Goal of the exercise => Would you repeat the listing exactly but omit every picture?

Recorded data =>

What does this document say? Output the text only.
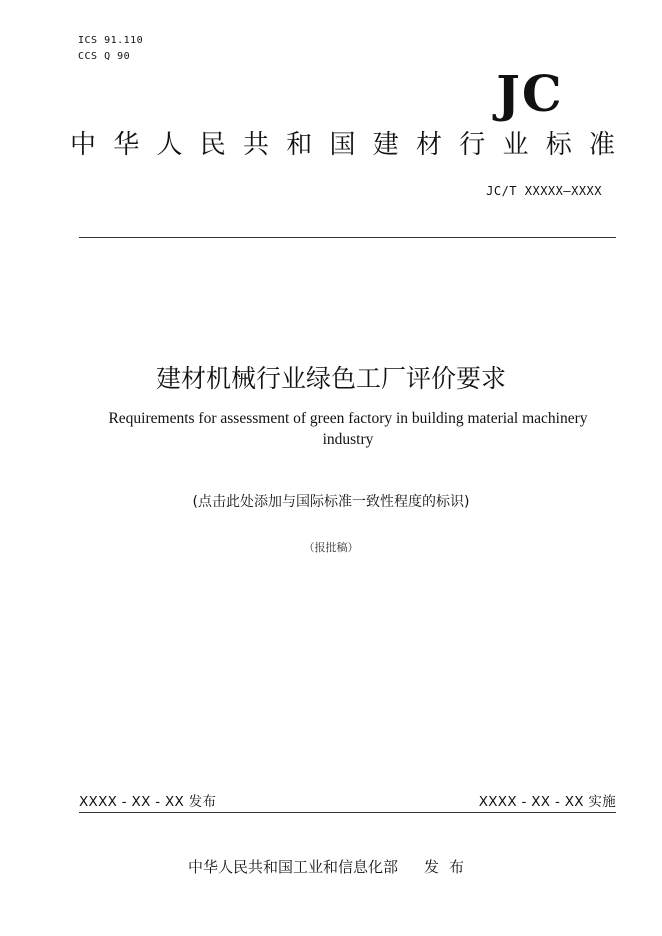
ICS 91.110
CCS Q 90
JC
中华人民共和国建材行业标准
JC/T XXXXX—XXXX
建材机械行业绿色工厂评价要求
Requirements for assessment of green factory in building material machinery industry
(点击此处添加与国际标准一致性程度的标识)
（报批稿）
XXXX - XX - XX 发布	XXXX - XX - XX 实施
中华人民共和国工业和信息化部 发布
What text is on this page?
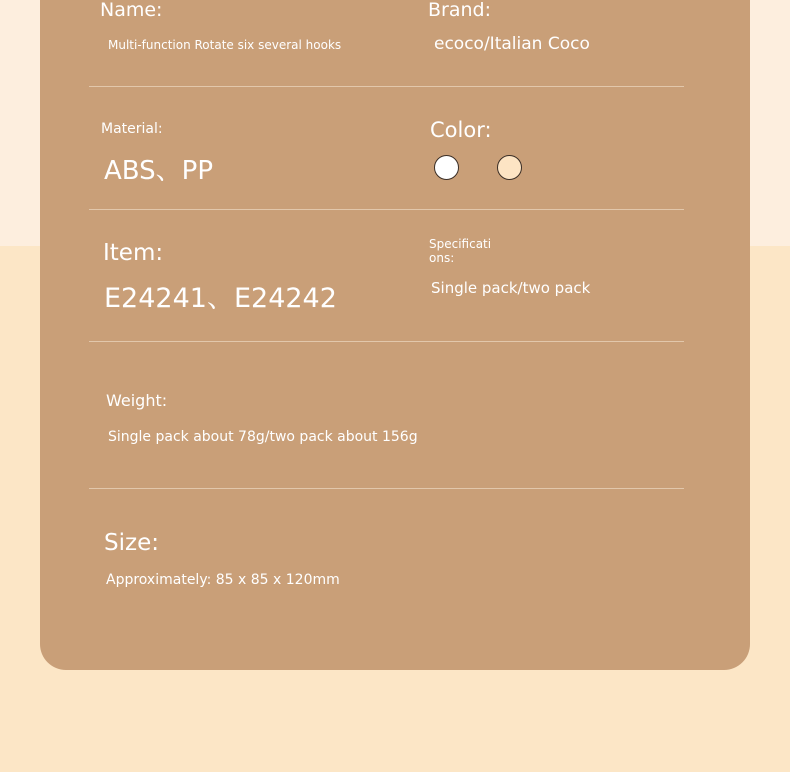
Name:
Multi-function Rotate six several hooks
Brand:
ecoco/Italian Coco
Material:
ABS、PP
Color:
Item:
E24241、E24242
Specificati
ons:
Single pack/two pack
Weight:
Single pack about 78g/two pack about 156g
Size:
Approximately: 85 x 85 x 120mm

Answer for this exercise =>
What does this document say? Output the text only.
ICS 91.110
CCS Q 90
JC
中华人民共和国建材行业标准
JC/T XXXXX—XXXX
建材机械行业绿色工厂评价要求
Requirements for assessment of green factory in building material machinery industry
(点击此处添加与国际标准一致性程度的标识)
（报批稿）
XXXX - XX - XX 发布	XXXX - XX - XX 实施
中华人民共和国工业和信息化部 发布
What text is on this page?
Name:
Multi-function Rotate six several hooks
Brand:
ecoco/Italian Coco
Material:
ABS、PP
Color:
Item:
E24241、E24242
Specificati
ons:
Single pack/two pack
Weight:
Single pack about 78g/two pack about 156g
Size:
Approximately: 85 x 85 x 120mm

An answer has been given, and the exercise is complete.